**What is needed:**
Retype each record below word for word. Leave the pictures out.

**Source data:**
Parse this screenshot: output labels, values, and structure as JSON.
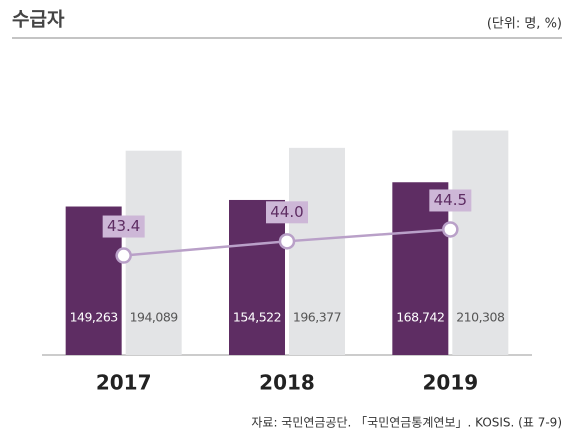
{
  "chart_data": {
    "type": "bar",
    "title": "수급자",
    "subtitle": "(단위: 명, %)",
    "source": "자료: 국민연금공단. 「국민연금통계연보」. KOSIS. (표 7-9)",
    "categories": [
      "2017",
      "2018",
      "2019"
    ],
    "series": [
      {
        "color": "#5e2d63",
        "values": [
          149263,
          154522,
          168742
        ],
        "value_labels": [
          "149,263",
          "154,522",
          "168,742"
        ]
      },
      {
        "color": "#e3e4e6",
        "values": [
          194089,
          196377,
          210308
        ],
        "value_labels": [
          "194,089",
          "196,377",
          "210,308"
        ]
      },
      {
        "type": "line",
        "axis": "y2",
        "color": "#b9a0c8",
        "values": [
          43.4,
          44.0,
          44.5
        ],
        "value_labels": [
          "43.4",
          "44.0",
          "44.5"
        ]
      }
    ],
    "ylim": [
      30000,
      283000
    ],
    "y2lim": [
      39.2,
      52.5
    ]
  }
}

**Task output:**
Parse this screenshot: output labels, values, and structure as JSON.
{
  "chart_data": {
    "type": "bar",
    "title": "수급자",
    "subtitle": "(단위: 명, %)",
    "source": "자료: 국민연금공단. 「국민연금통계연보」. KOSIS. (표 7-9)",
    "categories": [
      "2017",
      "2018",
      "2019"
    ],
    "series": [
      {
        "color": "#5e2d63",
        "values": [
          149263,
          154522,
          168742
        ],
        "value_labels": [
          "149,263",
          "154,522",
          "168,742"
        ]
      },
      {
        "color": "#e3e4e6",
        "values": [
          194089,
          196377,
          210308
        ],
        "value_labels": [
          "194,089",
          "196,377",
          "210,308"
        ]
      },
      {
        "type": "line",
        "axis": "y2",
        "color": "#b9a0c8",
        "values": [
          43.4,
          44.0,
          44.5
        ],
        "value_labels": [
          "43.4",
          "44.0",
          "44.5"
        ]
      }
    ],
    "ylim": [
      30000,
      283000
    ],
    "y2lim": [
      39.2,
      52.5
    ]
  }
}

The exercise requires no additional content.